**Given request:**
Every line with the string "JSON" should be gathered.

**Dataset entries:**
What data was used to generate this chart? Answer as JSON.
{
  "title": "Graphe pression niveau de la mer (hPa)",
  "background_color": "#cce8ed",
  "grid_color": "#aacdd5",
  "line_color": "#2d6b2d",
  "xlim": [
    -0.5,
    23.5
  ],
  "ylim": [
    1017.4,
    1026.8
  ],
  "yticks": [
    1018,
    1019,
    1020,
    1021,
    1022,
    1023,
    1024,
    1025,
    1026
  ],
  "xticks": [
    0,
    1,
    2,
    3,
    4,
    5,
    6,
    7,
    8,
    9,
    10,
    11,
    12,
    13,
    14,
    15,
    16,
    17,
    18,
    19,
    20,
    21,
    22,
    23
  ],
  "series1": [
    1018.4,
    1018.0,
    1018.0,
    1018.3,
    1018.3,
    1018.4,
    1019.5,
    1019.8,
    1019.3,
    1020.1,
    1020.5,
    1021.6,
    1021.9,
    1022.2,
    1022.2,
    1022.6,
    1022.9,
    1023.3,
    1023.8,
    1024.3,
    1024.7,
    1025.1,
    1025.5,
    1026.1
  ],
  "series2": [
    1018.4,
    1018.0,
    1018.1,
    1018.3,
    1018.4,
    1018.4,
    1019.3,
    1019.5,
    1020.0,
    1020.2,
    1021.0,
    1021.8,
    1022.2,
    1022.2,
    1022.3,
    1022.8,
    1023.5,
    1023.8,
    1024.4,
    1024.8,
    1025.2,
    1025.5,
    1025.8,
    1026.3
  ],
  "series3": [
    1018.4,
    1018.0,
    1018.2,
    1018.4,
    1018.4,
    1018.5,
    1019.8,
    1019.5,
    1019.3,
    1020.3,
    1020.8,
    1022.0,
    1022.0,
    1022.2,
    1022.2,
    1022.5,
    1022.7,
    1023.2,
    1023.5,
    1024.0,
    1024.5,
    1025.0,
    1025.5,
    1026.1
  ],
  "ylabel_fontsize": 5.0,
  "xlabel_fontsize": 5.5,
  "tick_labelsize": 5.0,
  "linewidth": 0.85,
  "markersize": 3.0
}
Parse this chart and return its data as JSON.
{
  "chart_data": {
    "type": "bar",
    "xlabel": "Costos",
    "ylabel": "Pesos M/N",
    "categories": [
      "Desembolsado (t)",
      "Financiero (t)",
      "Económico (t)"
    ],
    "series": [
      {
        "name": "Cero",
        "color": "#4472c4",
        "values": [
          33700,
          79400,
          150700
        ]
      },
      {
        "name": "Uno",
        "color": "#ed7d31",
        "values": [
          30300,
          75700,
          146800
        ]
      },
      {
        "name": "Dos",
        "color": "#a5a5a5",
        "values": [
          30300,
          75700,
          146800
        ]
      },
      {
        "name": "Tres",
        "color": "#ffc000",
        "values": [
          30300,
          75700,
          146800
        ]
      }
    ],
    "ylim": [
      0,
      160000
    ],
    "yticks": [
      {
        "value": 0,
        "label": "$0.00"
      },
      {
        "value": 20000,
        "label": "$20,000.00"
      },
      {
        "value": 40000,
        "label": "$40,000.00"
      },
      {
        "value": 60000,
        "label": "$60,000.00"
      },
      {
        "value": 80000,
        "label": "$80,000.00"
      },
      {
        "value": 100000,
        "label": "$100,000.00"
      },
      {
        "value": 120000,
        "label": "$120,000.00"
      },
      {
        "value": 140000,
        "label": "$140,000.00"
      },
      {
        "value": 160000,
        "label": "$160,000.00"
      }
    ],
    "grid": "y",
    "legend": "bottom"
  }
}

**Problem solution:**
What data was used to generate this chart? Answer as JSON.
Parse this chart and return its data as JSON.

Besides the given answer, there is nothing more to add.